--- start ---

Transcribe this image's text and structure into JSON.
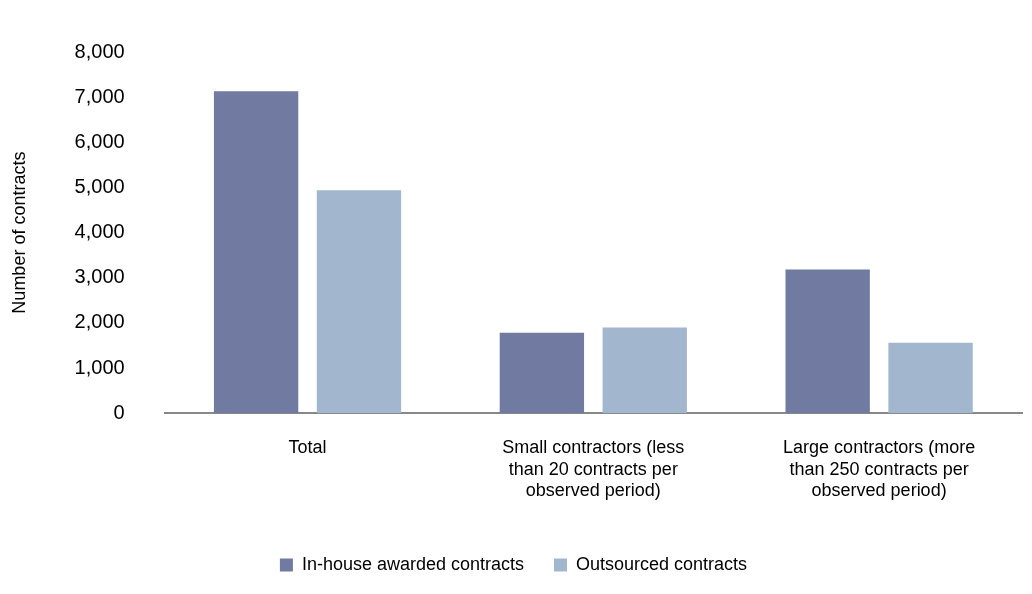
{
  "chart_data": {
    "type": "bar",
    "ylabel": "Number of contracts",
    "categories": [
      "Total",
      "Small contractors (less than 20 contracts per observed period)",
      "Large contractors (more than 250 contracts per observed period)"
    ],
    "series": [
      {
        "name": "In-house awarded contracts",
        "color": "#717aa0",
        "values": [
          7130,
          1780,
          3180
        ]
      },
      {
        "name": "Outsourced contracts",
        "color": "#a2b7cd",
        "values": [
          4940,
          1900,
          1560
        ]
      }
    ],
    "ylim": [
      0,
      8000
    ],
    "yticks": [
      {
        "value": 0,
        "label": "0"
      },
      {
        "value": 1000,
        "label": "1,000"
      },
      {
        "value": 2000,
        "label": "2,000"
      },
      {
        "value": 3000,
        "label": "3,000"
      },
      {
        "value": 4000,
        "label": "4,000"
      },
      {
        "value": 5000,
        "label": "5,000"
      },
      {
        "value": 6000,
        "label": "6,000"
      },
      {
        "value": 7000,
        "label": "7,000"
      },
      {
        "value": 8000,
        "label": "8,000"
      }
    ],
    "grid": false,
    "legend": "bottom"
  }
}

--- end ---

Your instructions: Using the records above, output their complete text exactly, minus any images.

Exercise response:
Transcribe this image's text and structure into JSON.
{
  "chart_data": {
    "type": "bar",
    "ylabel": "Number of contracts",
    "categories": [
      "Total",
      "Small contractors (less than 20 contracts per observed period)",
      "Large contractors (more than 250 contracts per observed period)"
    ],
    "series": [
      {
        "name": "In-house awarded contracts",
        "color": "#717aa0",
        "values": [
          7130,
          1780,
          3180
        ]
      },
      {
        "name": "Outsourced contracts",
        "color": "#a2b7cd",
        "values": [
          4940,
          1900,
          1560
        ]
      }
    ],
    "ylim": [
      0,
      8000
    ],
    "yticks": [
      {
        "value": 0,
        "label": "0"
      },
      {
        "value": 1000,
        "label": "1,000"
      },
      {
        "value": 2000,
        "label": "2,000"
      },
      {
        "value": 3000,
        "label": "3,000"
      },
      {
        "value": 4000,
        "label": "4,000"
      },
      {
        "value": 5000,
        "label": "5,000"
      },
      {
        "value": 6000,
        "label": "6,000"
      },
      {
        "value": 7000,
        "label": "7,000"
      },
      {
        "value": 8000,
        "label": "8,000"
      }
    ],
    "grid": false,
    "legend": "bottom"
  }
}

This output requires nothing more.